WHAT YOU SHOULD DO
Copy out the data exactly, leaving the pictures behind.

-- Start --

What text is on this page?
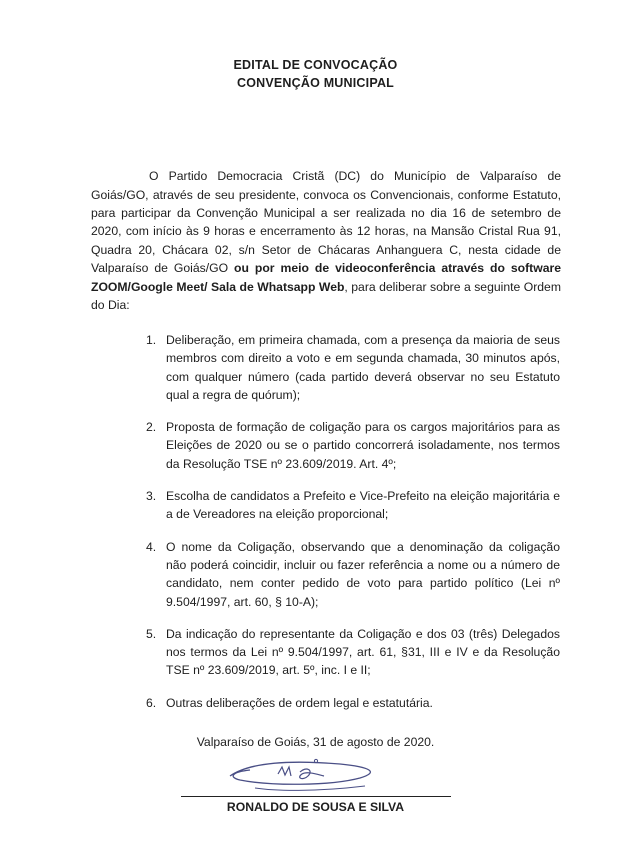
EDITAL DE CONVOCAÇÃO
CONVENÇÃO MUNICIPAL

O Partido Democracia Cristã (DC) do Município de Valparaíso de Goiás/GO, através de seu presidente, convoca os Convencionais, conforme Estatuto, para participar da Convenção Municipal a ser realizada no dia 16 de setembro de 2020, com início às 9 horas e encerramento às 12 horas, na Mansão Cristal Rua 91, Quadra 20, Chácara 02, s/n Setor de Chácaras Anhanguera C, nesta cidade de Valparaíso de Goiás/GO ou por meio de videoconferência através do software ZOOM/Google Meet/ Sala de Whatsapp Web, para deliberar sobre a seguinte Ordem do Dia:

1. Deliberação, em primeira chamada, com a presença da maioria de seus membros com direito a voto e em segunda chamada, 30 minutos após, com qualquer número (cada partido deverá observar no seu Estatuto qual a regra de quórum);
2. Proposta de formação de coligação para os cargos majoritários para as Eleições de 2020 ou se o partido concorrerá isoladamente, nos termos da Resolução TSE nº 23.609/2019. Art. 4º;
3. Escolha de candidatos a Prefeito e Vice-Prefeito na eleição majoritária e a de Vereadores na eleição proporcional;
4. O nome da Coligação, observando que a denominação da coligação não poderá coincidir, incluir ou fazer referência a nome ou a número de candidato, nem conter pedido de voto para partido político (Lei nº 9.504/1997, art. 60, § 10-A);
5. Da indicação do representante da Coligação e dos 03 (três) Delegados nos termos da Lei nº 9.504/1997, art. 61, §31, III e IV e da Resolução TSE nº 23.609/2019, art. 5º, inc. I e II;
6. Outras deliberações de ordem legal e estatutária.
Valparaíso de Goiás, 31 de agosto de 2020.
RONALDO DE SOUSA E SILVA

-- End --

RESULT
What text is on this page?
EDITAL DE CONVOCAÇÃO
CONVENÇÃO MUNICIPAL

O Partido Democracia Cristã (DC) do Município de Valparaíso de Goiás/GO, através de seu presidente, convoca os Convencionais, conforme Estatuto, para participar da Convenção Municipal a ser realizada no dia 16 de setembro de 2020, com início às 9 horas e encerramento às 12 horas, na Mansão Cristal Rua 91, Quadra 20, Chácara 02, s/n Setor de Chácaras Anhanguera C, nesta cidade de Valparaíso de Goiás/GO ou por meio de videoconferência através do software ZOOM/Google Meet/ Sala de Whatsapp Web, para deliberar sobre a seguinte Ordem do Dia:

1. Deliberação, em primeira chamada, com a presença da maioria de seus membros com direito a voto e em segunda chamada, 30 minutos após, com qualquer número (cada partido deverá observar no seu Estatuto qual a regra de quórum);
2. Proposta de formação de coligação para os cargos majoritários para as Eleições de 2020 ou se o partido concorrerá isoladamente, nos termos da Resolução TSE nº 23.609/2019. Art. 4º;
3. Escolha de candidatos a Prefeito e Vice-Prefeito na eleição majoritária e a de Vereadores na eleição proporcional;
4. O nome da Coligação, observando que a denominação da coligação não poderá coincidir, incluir ou fazer referência a nome ou a número de candidato, nem conter pedido de voto para partido político (Lei nº 9.504/1997, art. 60, § 10-A);
5. Da indicação do representante da Coligação e dos 03 (três) Delegados nos termos da Lei nº 9.504/1997, art. 61, §31, III e IV e da Resolução TSE nº 23.609/2019, art. 5º, inc. I e II;
6. Outras deliberações de ordem legal e estatutária.
Valparaíso de Goiás, 31 de agosto de 2020.
RONALDO DE SOUSA E SILVA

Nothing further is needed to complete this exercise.